STATED TASK ::
Copy every line of the records below that holds the word "Abschreibungen".

Extracted records
------------------------------------------------------------
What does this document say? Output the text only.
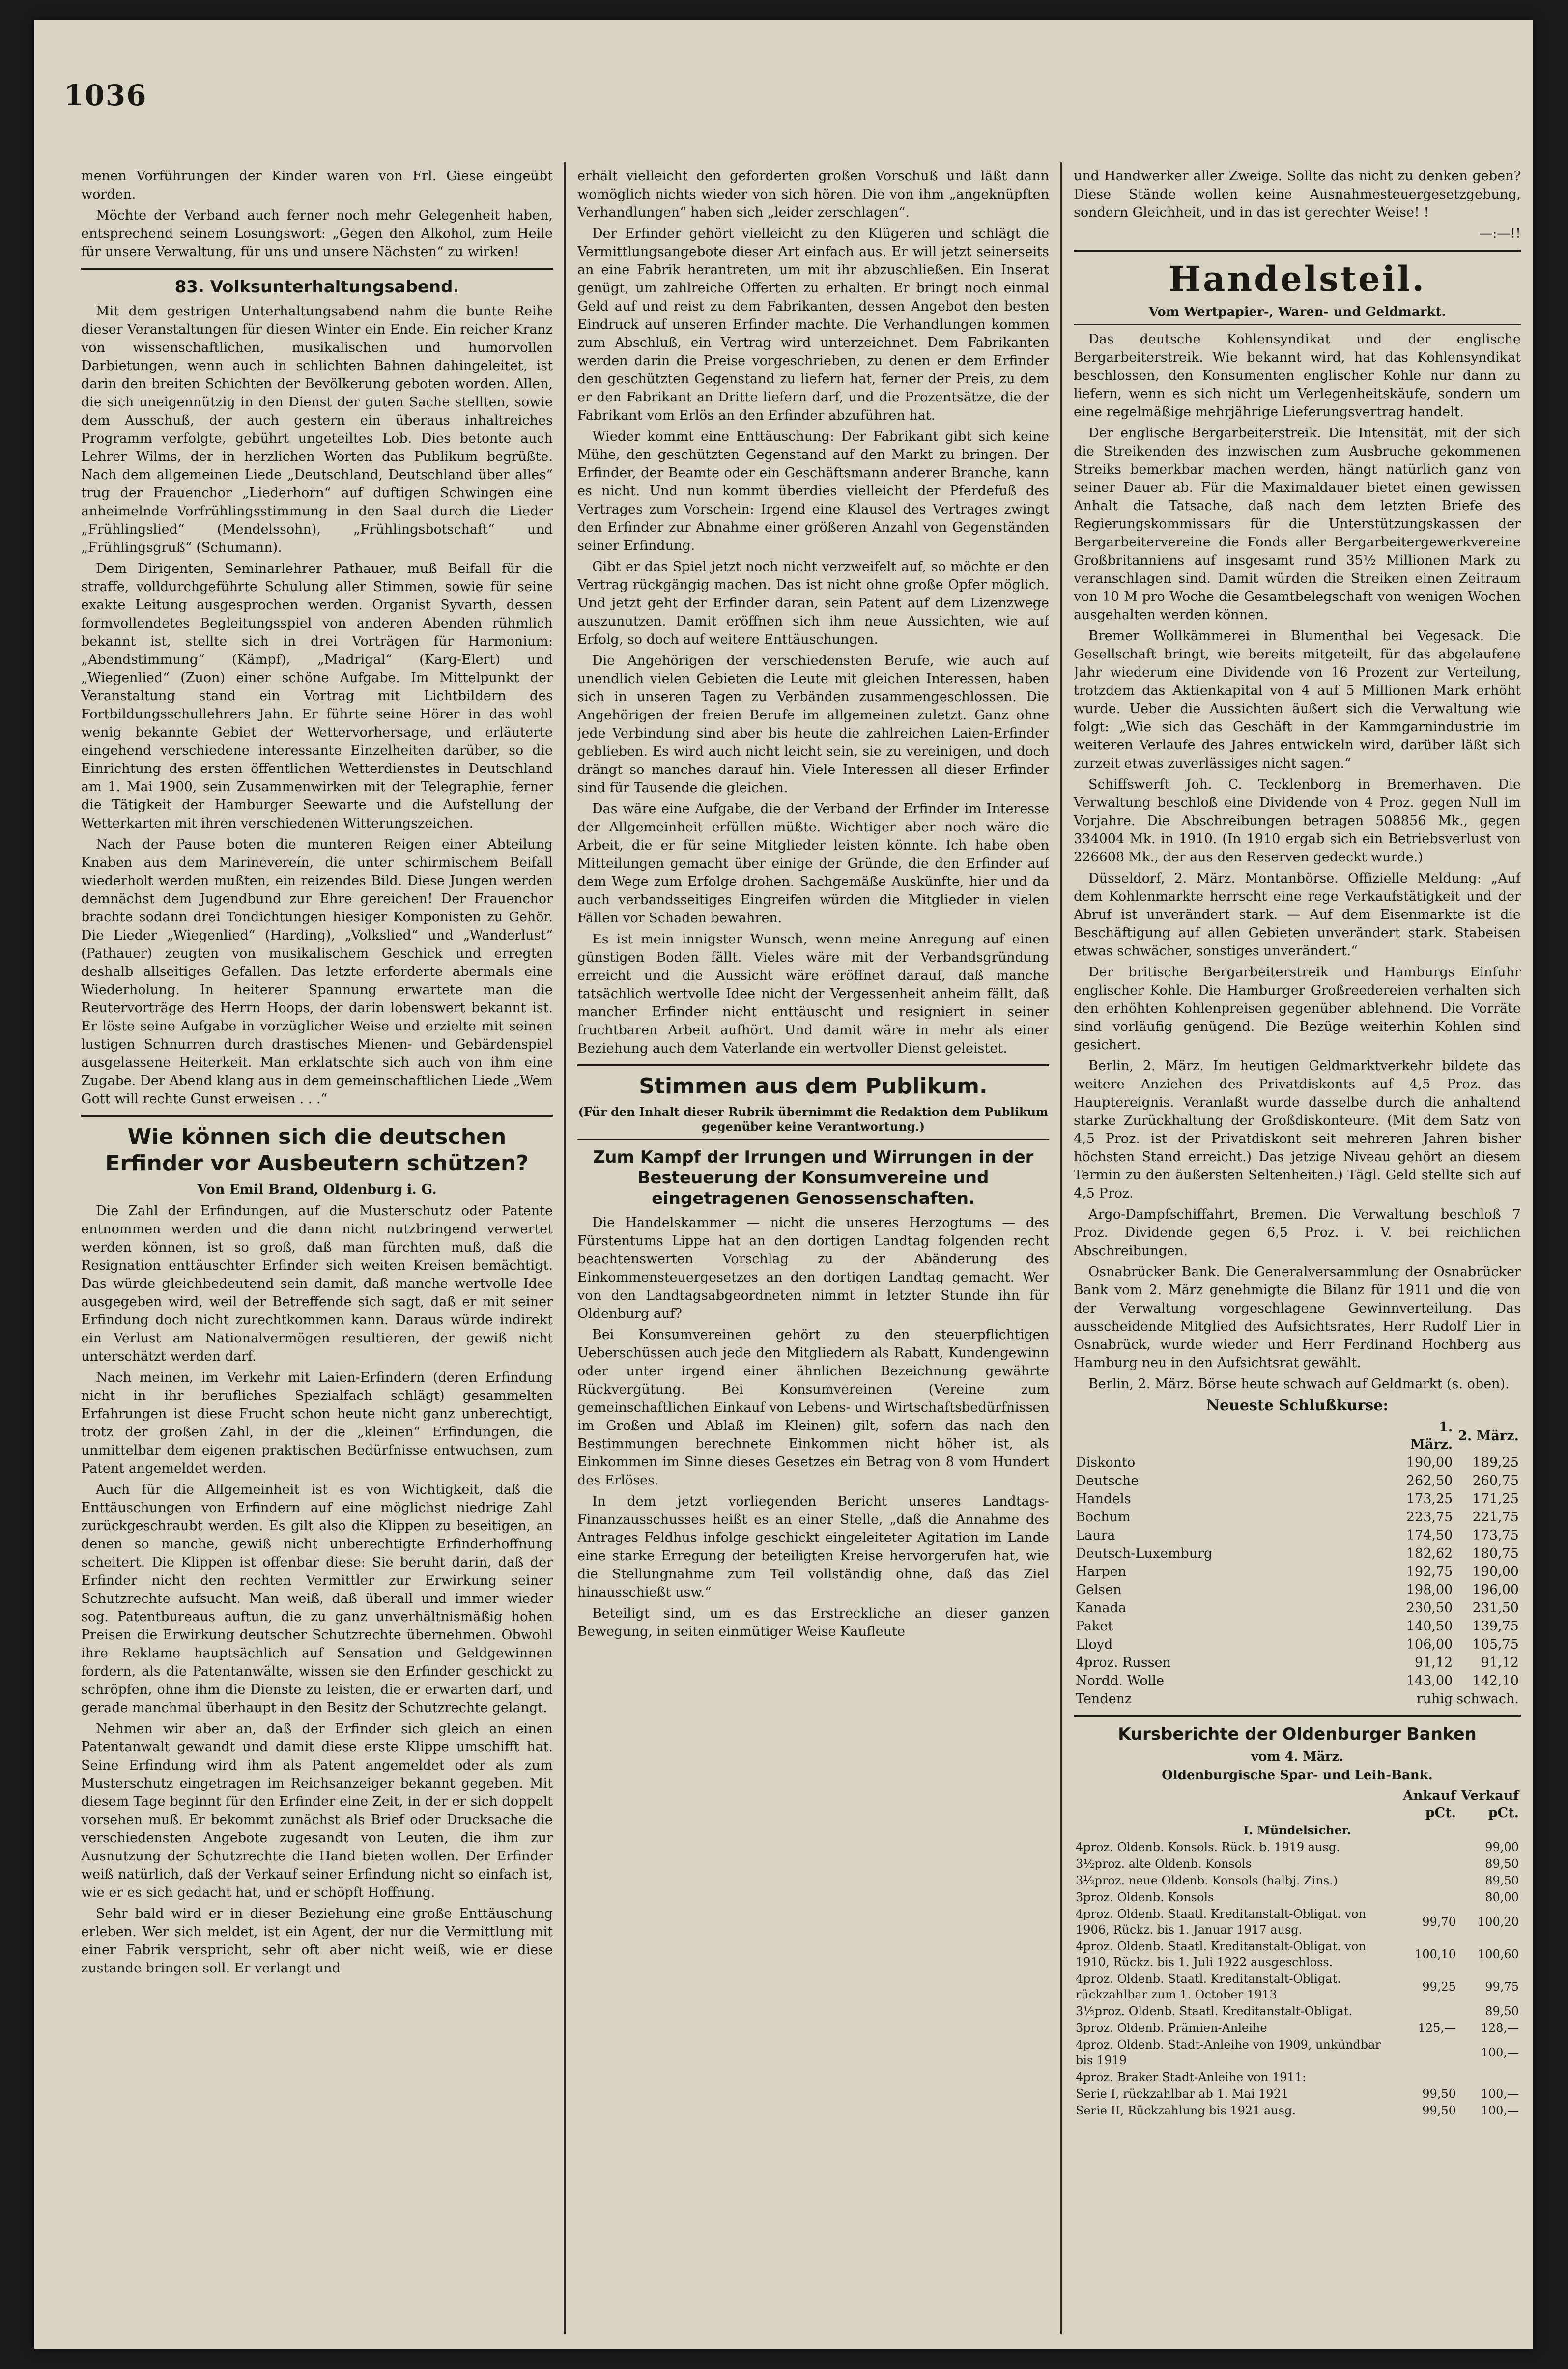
1036

menen Vorführungen der Kinder waren von Frl. Giese eingeübt worden.

Möchte der Verband auch ferner noch mehr Gelegenheit haben, entsprechend seinem Losungswort: „Gegen den Alkohol, zum Heile für unsere Verwaltung, für uns und unsere Nächsten“ zu wirken!

83. Volksunterhaltungsabend.

Mit dem gestrigen Unterhaltungsabend nahm die bunte Reihe dieser Veranstaltungen für diesen Winter ein Ende. Ein reicher Kranz von wissenschaftlichen, musikalischen und humorvollen Darbietungen, wenn auch in schlichten Bahnen dahingeleitet, ist darin den breiten Schichten der Bevölkerung geboten worden. Allen, die sich uneigennützig in den Dienst der guten Sache stellten, sowie dem Ausschuß, der auch gestern ein überaus inhaltreiches Programm verfolgte, gebührt ungeteiltes Lob. Dies betonte auch Lehrer Wilms, der in herzlichen Worten das Publikum begrüßte. Nach dem allgemeinen Liede „Deutschland, Deutschland über alles“ trug der Frauenchor „Liederhorn“ auf duftigen Schwingen eine anheimelnde Vorfrühlingsstimmung in den Saal durch die Lieder „Frühlingslied“ (Mendelssohn), „Frühlingsbotschaft“ und „Frühlingsgruß“ (Schumann).

Dem Dirigenten, Seminarlehrer Pathauer, muß Beifall für die straffe, volldurchgeführte Schulung aller Stimmen, sowie für seine exakte Leitung ausgesprochen werden. Organist Syvarth, dessen formvollendetes Begleitungsspiel von anderen Abenden rühmlich bekannt ist, stellte sich in drei Vorträgen für Harmonium: „Abendstimmung“ (Kämpf), „Madrigal“ (Karg-Elert) und „Wiegenlied“ (Zuon) einer schöne Aufgabe. Im Mittelpunkt der Veranstaltung stand ein Vortrag mit Lichtbildern des Fortbildungsschullehrers Jahn. Er führte seine Hörer in das wohl wenig bekannte Gebiet der Wettervorhersage, und erläuterte eingehend verschiedene interessante Einzelheiten darüber, so die Einrichtung des ersten öffentlichen Wetterdienstes in Deutschland am 1. Mai 1900, sein Zusammenwirken mit der Telegraphie, ferner die Tätigkeit der Hamburger Seewarte und die Aufstellung der Wetterkarten mit ihren verschiedenen Witterungszeichen.

Nach der Pause boten die munteren Reigen einer Abteilung Knaben aus dem Marinevereín, die unter schirmischem Beifall wiederholt werden mußten, ein reizendes Bild. Diese Jungen werden demnächst dem Jugendbund zur Ehre gereichen! Der Frauenchor brachte sodann drei Tondichtungen hiesiger Komponisten zu Gehör. Die Lieder „Wiegenlied“ (Harding), „Volkslied“ und „Wanderlust“ (Pathauer) zeugten von musikalischem Geschick und erregten deshalb allseitiges Gefallen. Das letzte erforderte abermals eine Wiederholung. In heiterer Spannung erwartete man die Reutervorträge des Herrn Hoops, der darin lobenswert bekannt ist. Er löste seine Aufgabe in vorzüglicher Weise und erzielte mit seinen lustigen Schnurren durch drastisches Mienen- und Gebärdenspiel ausgelassene Heiterkeit. Man erklatschte sich auch von ihm eine Zugabe. Der Abend klang aus in dem gemeinschaftlichen Liede „Wem Gott will rechte Gunst erweisen . . .“

Wie können sich die deutschen Erfinder vor Ausbeutern schützen?
Von Emil Brand, Oldenburg i. G.

Die Zahl der Erfindungen, auf die Musterschutz oder Patente entnommen werden und die dann nicht nutzbringend verwertet werden können, ist so groß, daß man fürchten muß, daß die Resignation enttäuschter Erfinder sich weiten Kreisen bemächtigt. Das würde gleichbedeutend sein damit, daß manche wertvolle Idee ausgegeben wird, weil der Betreffende sich sagt, daß er mit seiner Erfindung doch nicht zurechtkommen kann. Daraus würde indirekt ein Verlust am Nationalvermögen resultieren, der gewiß nicht unterschätzt werden darf.

Nach meinen, im Verkehr mit Laien-Erfindern (deren Erfindung nicht in ihr berufliches Spezialfach schlägt) gesammelten Erfahrungen ist diese Frucht schon heute nicht ganz unberechtigt, trotz der großen Zahl, in der die „kleinen“ Erfindungen, die unmittelbar dem eigenen praktischen Bedürfnisse entwuchsen, zum Patent angemeldet werden.

Auch für die Allgemeinheit ist es von Wichtigkeit, daß die Enttäuschungen von Erfindern auf eine möglichst niedrige Zahl zurückgeschraubt werden. Es gilt also die Klippen zu beseitigen, an denen so manche, gewiß nicht unberechtigte Erfinderhoffnung scheitert. Die Klippen ist offenbar diese: Sie beruht darin, daß der Erfinder nicht den rechten Vermittler zur Erwirkung seiner Schutzrechte aufsucht. Man weiß, daß überall und immer wieder sog. Patentbureaus auftun, die zu ganz unverhältnismäßig hohen Preisen die Erwirkung deutscher Schutzrechte übernehmen. Obwohl ihre Reklame hauptsächlich auf Sensation und Geldgewinnen fordern, als die Patentanwälte, wissen sie den Erfinder geschickt zu schröpfen, ohne ihm die Dienste zu leisten, die er erwarten darf, und gerade manchmal überhaupt in den Besitz der Schutzrechte gelangt.

Nehmen wir aber an, daß der Erfinder sich gleich an einen Patentanwalt gewandt und damit diese erste Klippe umschifft hat. Seine Erfindung wird ihm als Patent angemeldet oder als zum Musterschutz eingetragen im Reichsanzeiger bekannt gegeben. Mit diesem Tage beginnt für den Erfinder eine Zeit, in der er sich doppelt vorsehen muß. Er bekommt zunächst als Brief oder Drucksache die verschiedensten Angebote zugesandt von Leuten, die ihm zur Ausnutzung der Schutzrechte die Hand bieten wollen. Der Erfinder weiß natürlich, daß der Verkauf seiner Erfindung nicht so einfach ist, wie er es sich gedacht hat, und er schöpft Hoffnung.

Sehr bald wird er in dieser Beziehung eine große Enttäuschung erleben. Wer sich meldet, ist ein Agent, der nur die Vermittlung mit einer Fabrik verspricht, sehr oft aber nicht weiß, wie er diese zustande bringen soll. Er verlangt und

erhält vielleicht den geforderten großen Vorschuß und läßt dann womöglich nichts wieder von sich hören. Die von ihm „angeknüpften Verhandlungen“ haben sich „leider zerschlagen“.

Der Erfinder gehört vielleicht zu den Klügeren und schlägt die Vermittlungsangebote dieser Art einfach aus. Er will jetzt seinerseits an eine Fabrik herantreten, um mit ihr abzuschließen. Ein Inserat genügt, um zahlreiche Offerten zu erhalten. Er bringt noch einmal Geld auf und reist zu dem Fabrikanten, dessen Angebot den besten Eindruck auf unseren Erfinder machte. Die Verhandlungen kommen zum Abschluß, ein Vertrag wird unterzeichnet. Dem Fabrikanten werden darin die Preise vorgeschrieben, zu denen er dem Erfinder den geschützten Gegenstand zu liefern hat, ferner der Preis, zu dem er den Fabrikant an Dritte liefern darf, und die Prozentsätze, die der Fabrikant vom Erlös an den Erfinder abzuführen hat.

Wieder kommt eine Enttäuschung: Der Fabrikant gibt sich keine Mühe, den geschützten Gegenstand auf den Markt zu bringen. Der Erfinder, der Beamte oder ein Geschäftsmann anderer Branche, kann es nicht. Und nun kommt überdies vielleicht der Pferdefuß des Vertrages zum Vorschein: Irgend eine Klausel des Vertrages zwingt den Erfinder zur Abnahme einer größeren Anzahl von Gegenständen seiner Erfindung.

Gibt er das Spiel jetzt noch nicht verzweifelt auf, so möchte er den Vertrag rückgängig machen. Das ist nicht ohne große Opfer möglich. Und jetzt geht der Erfinder daran, sein Patent auf dem Lizenzwege auszunutzen. Damit eröffnen sich ihm neue Aussichten, wie auf Erfolg, so doch auf weitere Enttäuschungen.

Die Angehörigen der verschiedensten Berufe, wie auch auf unendlich vielen Gebieten die Leute mit gleichen Interessen, haben sich in unseren Tagen zu Verbänden zusammengeschlossen. Die Angehörigen der freien Berufe im allgemeinen zuletzt. Ganz ohne jede Verbindung sind aber bis heute die zahlreichen Laien-Erfinder geblieben. Es wird auch nicht leicht sein, sie zu vereinigen, und doch drängt so manches darauf hin. Viele Interessen all dieser Erfinder sind für Tausende die gleichen.

Das wäre eine Aufgabe, die der Verband der Erfinder im Interesse der Allgemeinheit erfüllen müßte. Wichtiger aber noch wäre die Arbeit, die er für seine Mitglieder leisten könnte. Ich habe oben Mitteilungen gemacht über einige der Gründe, die den Erfinder auf dem Wege zum Erfolge drohen. Sachgemäße Auskünfte, hier und da auch verbandsseitiges Eingreifen würden die Mitglieder in vielen Fällen vor Schaden bewahren.

Es ist mein innigster Wunsch, wenn meine Anregung auf einen günstigen Boden fällt. Vieles wäre mit der Verbandsgründung erreicht und die Aussicht wäre eröffnet darauf, daß manche tatsächlich wertvolle Idee nicht der Vergessenheit anheim fällt, daß mancher Erfinder nicht enttäuscht und resigniert in seiner fruchtbaren Arbeit aufhört. Und damit wäre in mehr als einer Beziehung auch dem Vaterlande ein wertvoller Dienst geleistet.

Stimmen aus dem Publikum.
(Für den Inhalt dieser Rubrik übernimmt die Redaktion dem Publikum gegenüber keine Verantwortung.)
Zum Kampf der Irrungen und Wirrungen in der Besteuerung der Konsumvereine und eingetragenen Genossenschaften.

Die Handelskammer — nicht die unseres Herzogtums — des Fürstentums Lippe hat an den dortigen Landtag folgenden recht beachtenswerten Vorschlag zu der Abänderung des Einkommensteuergesetzes an den dortigen Landtag gemacht. Wer von den Landtagsabgeordneten nimmt in letzter Stunde ihn für Oldenburg auf?

Bei Konsumvereinen gehört zu den steuerpflichtigen Ueberschüssen auch jede den Mitgliedern als Rabatt, Kundengewinn oder unter irgend einer ähnlichen Bezeichnung gewährte Rückvergütung. Bei Konsumvereinen (Vereine zum gemeinschaftlichen Einkauf von Lebens- und Wirtschaftsbedürfnissen im Großen und Ablaß im Kleinen) gilt, sofern das nach den Bestimmungen berechnete Einkommen nicht höher ist, als Einkommen im Sinne dieses Gesetzes ein Betrag von 8 vom Hundert des Erlöses.

In dem jetzt vorliegenden Bericht unseres Landtags-Finanzausschusses heißt es an einer Stelle, „daß die Annahme des Antrages Feldhus infolge geschickt eingeleiteter Agitation im Lande eine starke Erregung der beteiligten Kreise hervorgerufen hat, wie die Stellungnahme zum Teil vollständig ohne, daß das Ziel hinausschießt usw.“

Beteiligt sind, um es das Erstreckliche an dieser ganzen Bewegung, in seiten einmütiger Weise Kaufleute

und Handwerker aller Zweige. Sollte das nicht zu denken geben? Diese Stände wollen keine Ausnahmesteuergesetzgebung, sondern Gleichheit, und in das ist gerechter Weise! !

—:—!!

Handelsteil.
Vom Wertpapier-, Waren- und Geldmarkt.

Das deutsche Kohlensyndikat und der englische Bergarbeiterstreik. Wie bekannt wird, hat das Kohlensyndikat beschlossen, den Konsumenten englischer Kohle nur dann zu liefern, wenn es sich nicht um Verlegenheitskäufe, sondern um eine regelmäßige mehrjährige Lieferungsvertrag handelt.

Der englische Bergarbeiterstreik. Die Intensität, mit der sich die Streikenden des inzwischen zum Ausbruche gekommenen Streiks bemerkbar machen werden, hängt natürlich ganz von seiner Dauer ab. Für die Maximaldauer bietet einen gewissen Anhalt die Tatsache, daß nach dem letzten Briefe des Regierungskommissars für die Unterstützungskassen der Bergarbeitervereine die Fonds aller Bergarbeitergewerkvereine Großbritanniens auf insgesamt rund 35½ Millionen Mark zu veranschlagen sind. Damit würden die Streiken einen Zeitraum von 10 M pro Woche die Gesamtbelegschaft von wenigen Wochen ausgehalten werden können.

Bremer Wollkämmerei in Blumenthal bei Vegesack. Die Gesellschaft bringt, wie bereits mitgeteilt, für das abgelaufene Jahr wiederum eine Dividende von 16 Prozent zur Verteilung, trotzdem das Aktienkapital von 4 auf 5 Millionen Mark erhöht wurde. Ueber die Aussichten äußert sich die Verwaltung wie folgt: „Wie sich das Geschäft in der Kammgarnindustrie im weiteren Verlaufe des Jahres entwickeln wird, darüber läßt sich zurzeit etwas zuverlässiges nicht sagen.“

Schiffswerft Joh. C. Tecklenborg in Bremerhaven. Die Verwaltung beschloß eine Dividende von 4 Proz. gegen Null im Vorjahre. Die Abschreibungen betragen 508856 Mk., gegen 334004 Mk. in 1910. (In 1910 ergab sich ein Betriebsverlust von 226608 Mk., der aus den Reserven gedeckt wurde.)

Düsseldorf, 2. März. Montanbörse. Offizielle Meldung: „Auf dem Kohlenmarkte herrscht eine rege Verkaufstätigkeit und der Abruf ist unverändert stark. — Auf dem Eisenmarkte ist die Beschäftigung auf allen Gebieten unverändert stark. Stabeisen etwas schwächer, sonstiges unverändert.“

Der britische Bergarbeiterstreik und Hamburgs Einfuhr englischer Kohle. Die Hamburger Großreedereien verhalten sich den erhöhten Kohlenpreisen gegenüber ablehnend. Die Vorräte sind vorläufig genügend. Die Bezüge weiterhin Kohlen sind gesichert.

Berlin, 2. März. Im heutigen Geldmarktverkehr bildete das weitere Anziehen des Privatdiskonts auf 4,5 Proz. das Hauptereignis. Veranlaßt wurde dasselbe durch die anhaltend starke Zurückhaltung der Großdiskonteure. (Mit dem Satz von 4,5 Proz. ist der Privatdiskont seit mehreren Jahren bisher höchsten Stand erreicht.) Das jetzige Niveau gehört an diesem Termin zu den äußersten Seltenheiten.) Tägl. Geld stellte sich auf 4,5 Proz.

Argo-Dampfschiffahrt, Bremen. Die Verwaltung beschloß 7 Proz. Dividende gegen 6,5 Proz. i. V. bei reichlichen Abschreibungen.

Osnabrücker Bank. Die Generalversammlung der Osnabrücker Bank vom 2. März genehmigte die Bilanz für 1911 und die von der Verwaltung vorgeschlagene Gewinnverteilung. Das ausscheidende Mitglied des Aufsichtsrates, Herr Rudolf Lier in Osnabrück, wurde wieder und Herr Ferdinand Hochberg aus Hamburg neu in den Aufsichtsrat gewählt.

Berlin, 2. März. Börse heute schwach auf Geldmarkt (s. oben).

Neueste Schlußkurse:
	1. März.	2. März.
Diskonto	190,00	189,25
Deutsche	262,50	260,75
Handels	173,25	171,25
Bochum	223,75	221,75
Laura	174,50	173,75
Deutsch-Luxemburg	182,62	180,75
Harpen	192,75	190,00
Gelsen	198,00	196,00
Kanada	230,50	231,50
Paket	140,50	139,75
Lloyd	106,00	105,75
4proz. Russen	91,12	91,12
Nordd. Wolle	143,00	142,10
Tendenz	ruhig	schwach.
Kursberichte der Oldenburger Banken
vom 4. März.
Oldenburgische Spar- und Leih-Bank.
	Ankauf pCt.	Verkauf pCt.
I. Mündelsicher.		
4proz. Oldenb. Konsols. Rück. b. 1919 ausg.		99,00
3½proz. alte Oldenb. Konsols		89,50
3½proz. neue Oldenb. Konsols (halbj. Zins.)		89,50
3proz. Oldenb. Konsols		80,00
4proz. Oldenb. Staatl. Kreditanstalt-Obligat. von 1906, Rückz. bis 1. Januar 1917 ausg.	99,70	100,20
4proz. Oldenb. Staatl. Kreditanstalt-Obligat. von 1910, Rückz. bis 1. Juli 1922 ausgeschloss.	100,10	100,60
4proz. Oldenb. Staatl. Kreditanstalt-Obligat. rückzahlbar zum 1. October 1913	99,25	99,75
3½proz. Oldenb. Staatl. Kreditanstalt-Obligat.		89,50
3proz. Oldenb. Prämien-Anleihe	125,—	128,—
4proz. Oldenb. Stadt-Anleihe von 1909, unkündbar bis 1919		100,—
4proz. Braker Stadt-Anleihe von 1911:		
Serie I, rückzahlbar ab 1. Mai 1921	99,50	100,—
Serie II, Rückzahlung bis 1921 ausg.	99,50	100,—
------------------------------------------------------------
SOLUTION TO THE PROBLEM ::
Schiffswerft Joh. C. Tecklenborg in Bremerhaven. Die Verwaltung beschloß eine Dividende von 4 Proz. gegen Null im Vorjahre. Die Abschreibungen betragen 508856 Mk., gegen 334004 Mk. in 1910. (In 1910 ergab sich ein Betriebsverlust von 226608 Mk., der aus den Reserven gedeckt wurde.)
Argo-Dampfschiffahrt, Bremen. Die Verwaltung beschloß 7 Proz. Dividende gegen 6,5 Proz. i. V. bei reichlichen Abschreibungen.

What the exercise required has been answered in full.